아래 기록에서 "Extract all elements"라는 문구가 든 줄로 시작해 "nav-item-brand[interactable]: BRAND (440, 413, 476, 423)"라는 문구가 든 줄로 끝나는 부분을 두 줄 모두 포함해 한 글자도 바꾸지 말고 그대로 출력하세요. 그림은 답에서 빼세요.

제공된 기록.
━━━━━━━━━━━━━━━━━━━━━━━━━━━━━━

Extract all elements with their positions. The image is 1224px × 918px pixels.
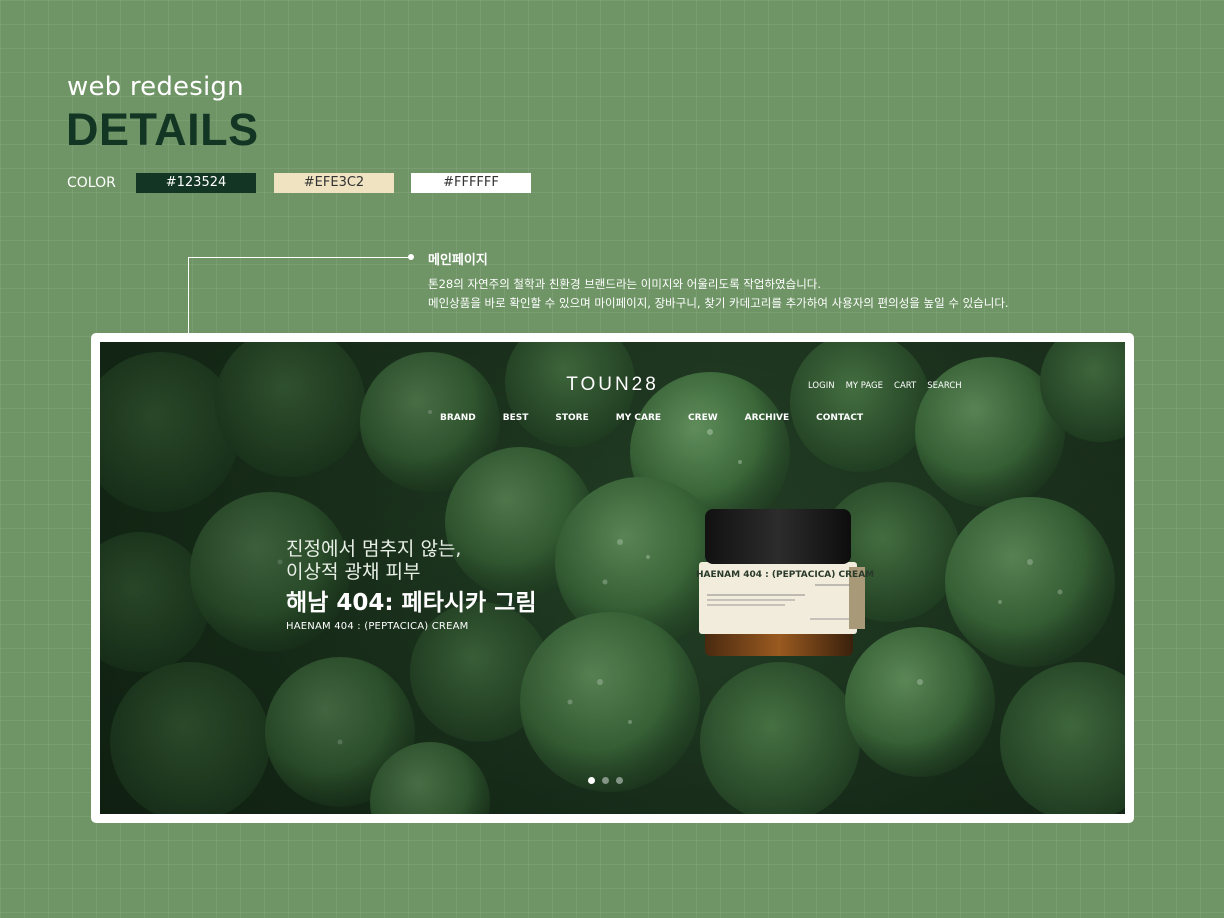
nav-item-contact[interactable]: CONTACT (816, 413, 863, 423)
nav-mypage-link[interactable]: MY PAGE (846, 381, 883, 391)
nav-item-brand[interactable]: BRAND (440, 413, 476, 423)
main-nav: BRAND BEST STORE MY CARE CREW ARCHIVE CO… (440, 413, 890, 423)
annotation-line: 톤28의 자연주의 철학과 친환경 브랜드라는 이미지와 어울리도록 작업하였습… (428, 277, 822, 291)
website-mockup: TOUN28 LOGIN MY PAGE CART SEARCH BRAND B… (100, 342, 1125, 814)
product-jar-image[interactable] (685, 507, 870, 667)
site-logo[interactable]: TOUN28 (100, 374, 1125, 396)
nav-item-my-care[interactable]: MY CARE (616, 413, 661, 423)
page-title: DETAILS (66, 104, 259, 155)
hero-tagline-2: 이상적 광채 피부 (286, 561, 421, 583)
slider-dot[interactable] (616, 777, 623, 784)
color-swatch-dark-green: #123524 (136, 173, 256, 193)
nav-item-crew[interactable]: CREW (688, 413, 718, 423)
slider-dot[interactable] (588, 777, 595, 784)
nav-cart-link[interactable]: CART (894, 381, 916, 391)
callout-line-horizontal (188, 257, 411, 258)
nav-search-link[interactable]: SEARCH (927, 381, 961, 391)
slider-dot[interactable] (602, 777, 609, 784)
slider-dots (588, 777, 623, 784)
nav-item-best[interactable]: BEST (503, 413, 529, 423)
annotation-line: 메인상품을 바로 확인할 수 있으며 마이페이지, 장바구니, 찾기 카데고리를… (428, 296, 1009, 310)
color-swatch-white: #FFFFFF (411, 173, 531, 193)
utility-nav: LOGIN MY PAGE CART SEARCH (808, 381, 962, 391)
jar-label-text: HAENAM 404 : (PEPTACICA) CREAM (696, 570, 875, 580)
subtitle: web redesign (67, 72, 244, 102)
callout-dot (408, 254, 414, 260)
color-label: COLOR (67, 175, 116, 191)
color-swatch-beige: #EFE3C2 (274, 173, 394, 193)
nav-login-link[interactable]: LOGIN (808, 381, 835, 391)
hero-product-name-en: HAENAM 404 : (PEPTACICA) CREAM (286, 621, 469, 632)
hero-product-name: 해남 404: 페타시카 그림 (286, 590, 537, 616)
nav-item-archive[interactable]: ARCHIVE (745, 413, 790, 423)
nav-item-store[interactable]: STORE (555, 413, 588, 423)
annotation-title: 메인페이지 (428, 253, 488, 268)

━━━━━━━━━━━━━━━━━━━━━━━━━━━━━━

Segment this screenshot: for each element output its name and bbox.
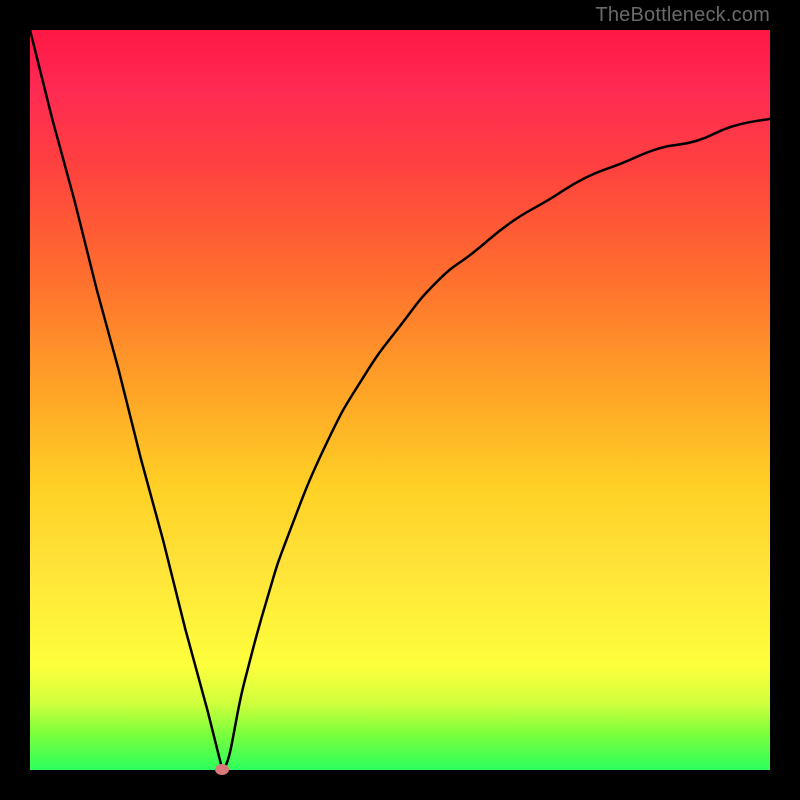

━━━━━━━━━━━━━━━━━━━━━━━━━━━━━━

과제 답변.
Extract all elements with their positions. The image is 1224px × 918px pixels.
nav-item-contact[interactable]: CONTACT (816, 413, 863, 423)
nav-mypage-link[interactable]: MY PAGE (846, 381, 883, 391)
nav-item-brand[interactable]: BRAND (440, 413, 476, 423)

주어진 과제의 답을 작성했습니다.